== Aim ==
Work out the number of lines with "screenshot" in them. Reply with that number and no other words.
## start
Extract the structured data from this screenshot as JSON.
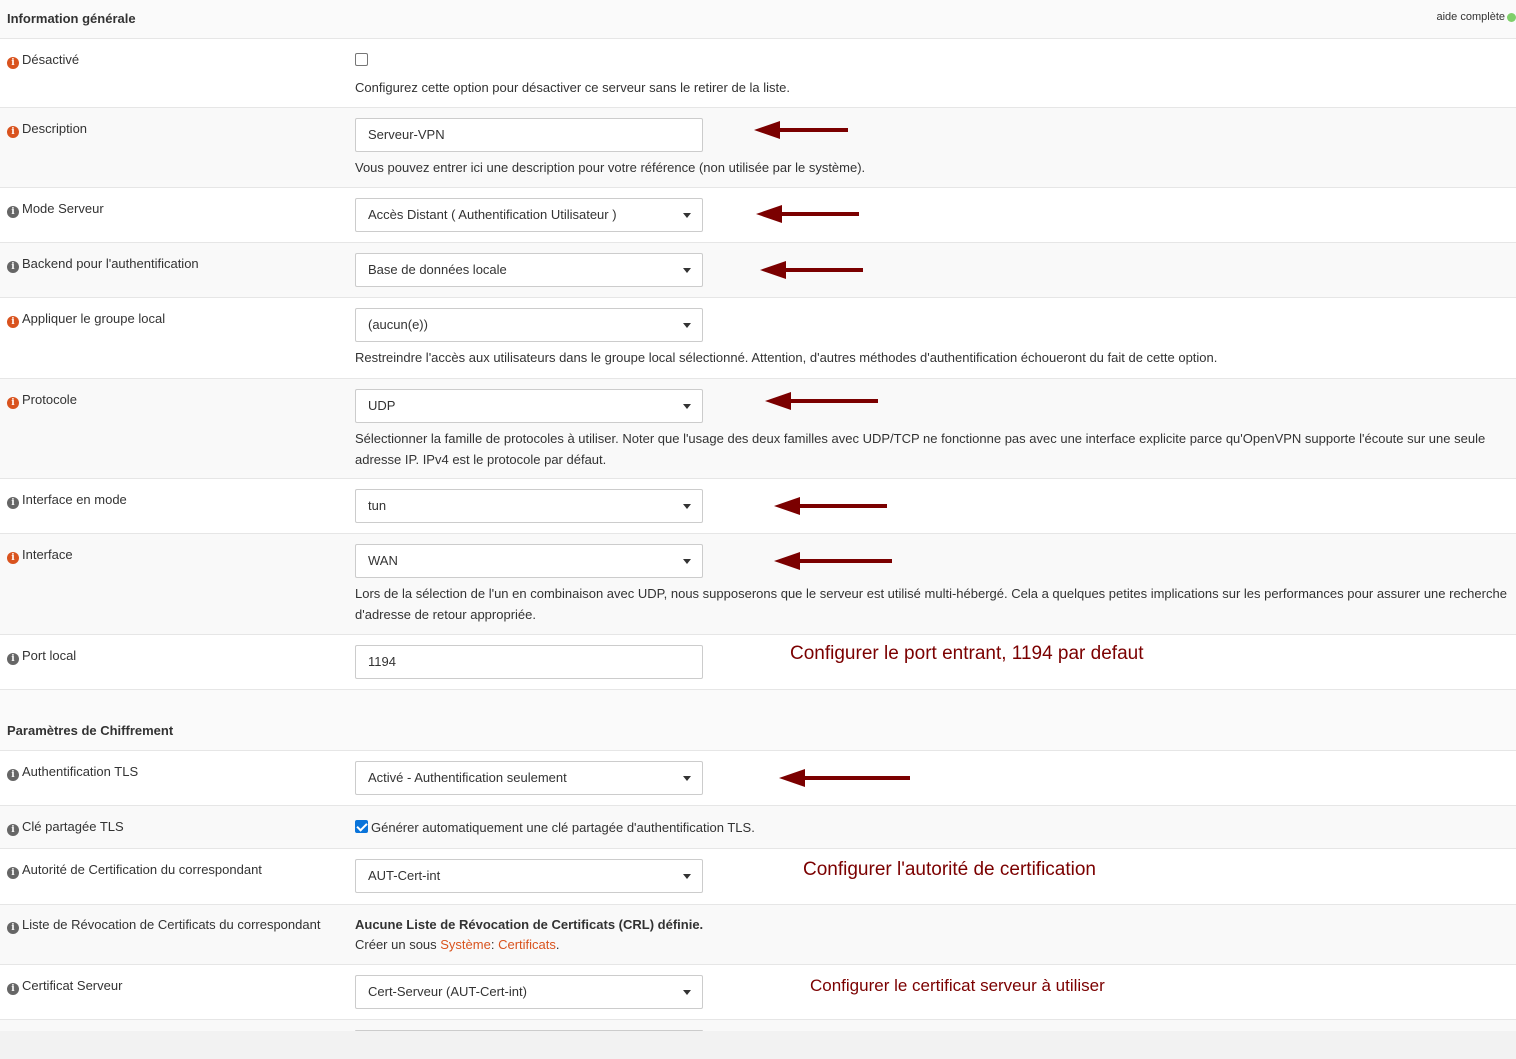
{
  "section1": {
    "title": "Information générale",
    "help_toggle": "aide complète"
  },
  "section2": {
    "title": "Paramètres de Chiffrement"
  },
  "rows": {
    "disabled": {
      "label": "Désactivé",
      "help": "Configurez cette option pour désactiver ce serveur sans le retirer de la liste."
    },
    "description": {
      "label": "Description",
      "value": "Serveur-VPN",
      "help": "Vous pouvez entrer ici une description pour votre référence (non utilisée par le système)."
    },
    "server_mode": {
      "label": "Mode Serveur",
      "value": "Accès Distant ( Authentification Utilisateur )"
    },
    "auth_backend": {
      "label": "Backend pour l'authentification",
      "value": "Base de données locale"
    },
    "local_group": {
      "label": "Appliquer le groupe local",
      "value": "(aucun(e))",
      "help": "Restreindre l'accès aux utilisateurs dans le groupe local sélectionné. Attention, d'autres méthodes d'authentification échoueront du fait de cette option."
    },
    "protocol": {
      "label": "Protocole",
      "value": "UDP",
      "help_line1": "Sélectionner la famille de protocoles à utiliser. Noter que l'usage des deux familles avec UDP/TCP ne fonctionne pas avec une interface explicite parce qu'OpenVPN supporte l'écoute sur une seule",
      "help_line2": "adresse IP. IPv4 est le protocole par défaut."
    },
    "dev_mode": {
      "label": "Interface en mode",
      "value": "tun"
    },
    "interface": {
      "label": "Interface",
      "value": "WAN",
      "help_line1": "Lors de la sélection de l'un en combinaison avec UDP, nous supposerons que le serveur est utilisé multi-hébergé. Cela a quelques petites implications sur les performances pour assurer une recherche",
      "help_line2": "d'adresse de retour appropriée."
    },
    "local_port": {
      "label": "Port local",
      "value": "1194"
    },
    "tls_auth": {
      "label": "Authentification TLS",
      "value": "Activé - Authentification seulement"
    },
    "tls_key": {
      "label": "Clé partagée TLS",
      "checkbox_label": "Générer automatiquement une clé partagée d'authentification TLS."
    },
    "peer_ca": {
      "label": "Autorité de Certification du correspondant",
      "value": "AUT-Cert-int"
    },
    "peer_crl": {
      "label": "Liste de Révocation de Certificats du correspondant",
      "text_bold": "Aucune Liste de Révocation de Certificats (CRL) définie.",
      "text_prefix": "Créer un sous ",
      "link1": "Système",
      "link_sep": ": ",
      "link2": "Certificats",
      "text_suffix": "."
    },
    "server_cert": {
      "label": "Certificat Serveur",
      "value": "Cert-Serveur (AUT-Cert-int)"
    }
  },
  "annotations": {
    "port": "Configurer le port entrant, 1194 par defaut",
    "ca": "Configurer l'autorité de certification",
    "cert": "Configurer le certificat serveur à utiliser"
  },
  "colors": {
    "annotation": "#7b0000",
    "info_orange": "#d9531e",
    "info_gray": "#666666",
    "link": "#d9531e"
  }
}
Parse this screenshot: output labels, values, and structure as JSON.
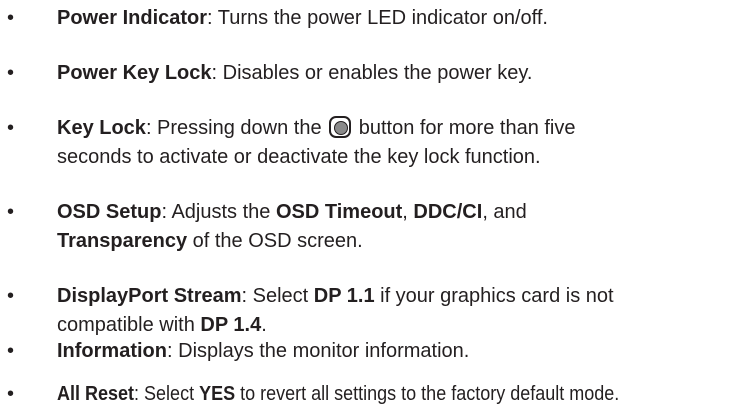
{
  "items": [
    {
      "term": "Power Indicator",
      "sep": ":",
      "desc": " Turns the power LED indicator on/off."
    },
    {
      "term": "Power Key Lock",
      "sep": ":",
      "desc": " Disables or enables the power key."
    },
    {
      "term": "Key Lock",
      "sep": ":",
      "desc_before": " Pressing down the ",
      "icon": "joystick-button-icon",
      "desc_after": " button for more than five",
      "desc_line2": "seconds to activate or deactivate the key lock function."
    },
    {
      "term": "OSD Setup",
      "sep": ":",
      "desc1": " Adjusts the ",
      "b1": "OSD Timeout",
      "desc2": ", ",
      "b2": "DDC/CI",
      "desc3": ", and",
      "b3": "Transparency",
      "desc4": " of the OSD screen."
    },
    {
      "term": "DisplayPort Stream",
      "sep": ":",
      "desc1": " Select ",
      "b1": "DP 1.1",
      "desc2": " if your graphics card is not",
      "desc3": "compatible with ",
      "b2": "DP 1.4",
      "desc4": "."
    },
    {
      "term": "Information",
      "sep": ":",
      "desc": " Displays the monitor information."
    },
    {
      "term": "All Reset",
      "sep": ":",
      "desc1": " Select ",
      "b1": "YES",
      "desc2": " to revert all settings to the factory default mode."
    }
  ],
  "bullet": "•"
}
## end
## start
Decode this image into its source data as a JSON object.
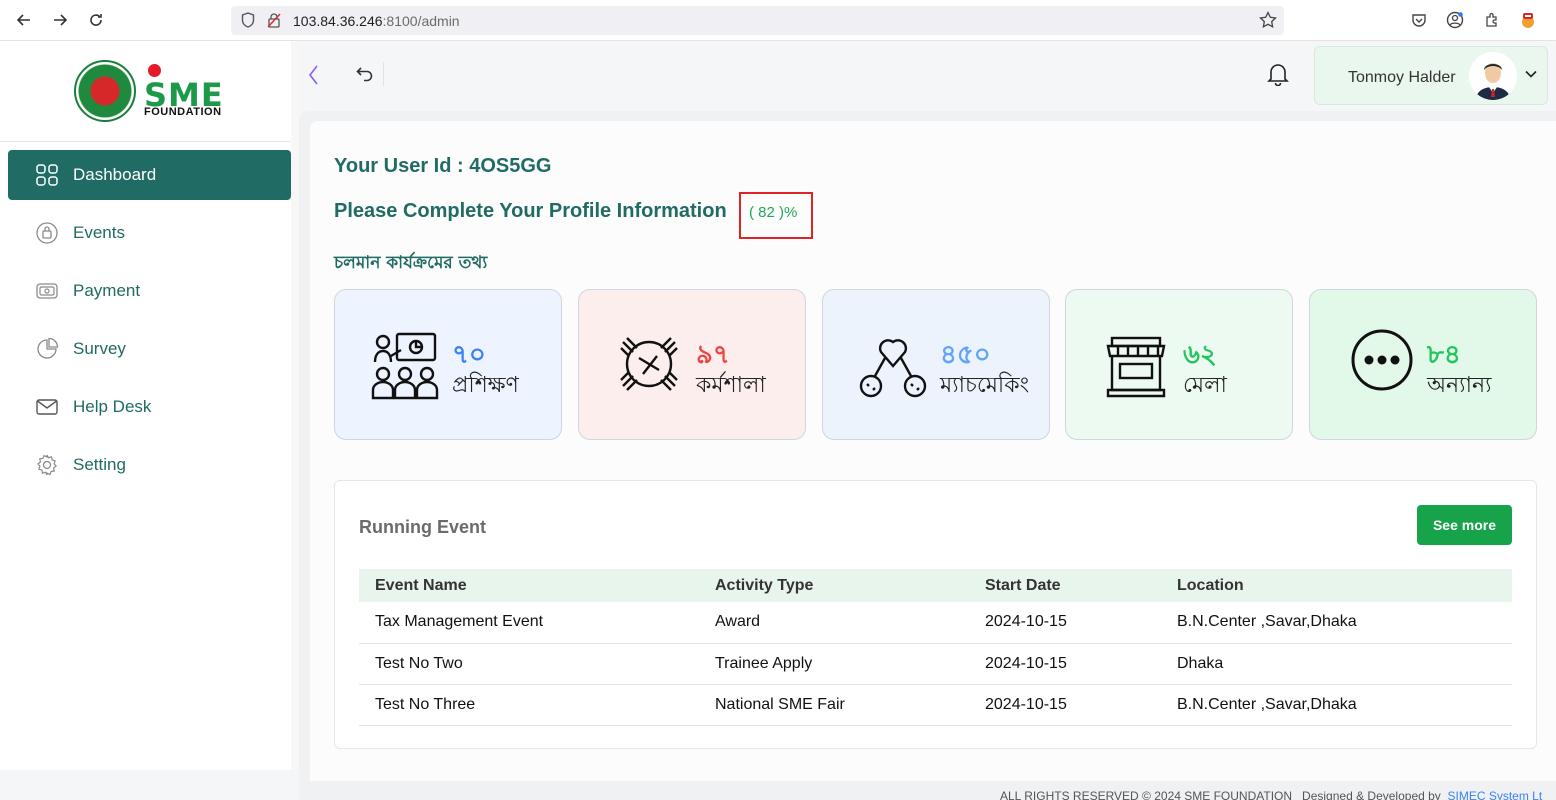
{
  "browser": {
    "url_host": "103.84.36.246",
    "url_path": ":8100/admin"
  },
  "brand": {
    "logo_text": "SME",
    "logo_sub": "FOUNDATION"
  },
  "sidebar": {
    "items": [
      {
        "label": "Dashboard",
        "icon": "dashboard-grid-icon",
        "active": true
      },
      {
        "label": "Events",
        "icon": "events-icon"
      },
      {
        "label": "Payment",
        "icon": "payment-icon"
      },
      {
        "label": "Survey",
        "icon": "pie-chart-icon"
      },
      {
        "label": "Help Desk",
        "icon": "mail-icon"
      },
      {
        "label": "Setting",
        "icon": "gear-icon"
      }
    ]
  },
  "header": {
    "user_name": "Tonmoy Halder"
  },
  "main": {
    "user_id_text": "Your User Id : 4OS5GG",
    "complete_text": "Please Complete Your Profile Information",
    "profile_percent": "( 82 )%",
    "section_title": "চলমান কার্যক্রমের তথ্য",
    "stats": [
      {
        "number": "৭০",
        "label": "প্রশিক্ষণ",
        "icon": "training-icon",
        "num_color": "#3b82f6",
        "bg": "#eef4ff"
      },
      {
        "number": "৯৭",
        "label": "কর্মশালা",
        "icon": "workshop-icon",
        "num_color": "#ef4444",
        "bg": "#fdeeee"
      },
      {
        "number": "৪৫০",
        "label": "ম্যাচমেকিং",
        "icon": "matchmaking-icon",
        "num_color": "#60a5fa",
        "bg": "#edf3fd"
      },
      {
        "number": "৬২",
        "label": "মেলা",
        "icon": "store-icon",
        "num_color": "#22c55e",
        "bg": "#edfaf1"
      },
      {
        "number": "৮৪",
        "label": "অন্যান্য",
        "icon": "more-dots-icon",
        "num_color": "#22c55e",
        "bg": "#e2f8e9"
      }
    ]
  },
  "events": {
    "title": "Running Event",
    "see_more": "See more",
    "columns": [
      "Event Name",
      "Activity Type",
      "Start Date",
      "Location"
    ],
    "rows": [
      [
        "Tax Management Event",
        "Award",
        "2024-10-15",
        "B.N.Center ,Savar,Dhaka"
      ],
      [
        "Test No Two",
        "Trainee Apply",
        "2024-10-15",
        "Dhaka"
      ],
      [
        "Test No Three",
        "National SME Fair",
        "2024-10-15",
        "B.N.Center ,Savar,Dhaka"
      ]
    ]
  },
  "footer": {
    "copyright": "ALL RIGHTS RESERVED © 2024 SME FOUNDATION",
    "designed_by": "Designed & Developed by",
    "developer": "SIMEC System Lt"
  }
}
## end
== Final result ==
2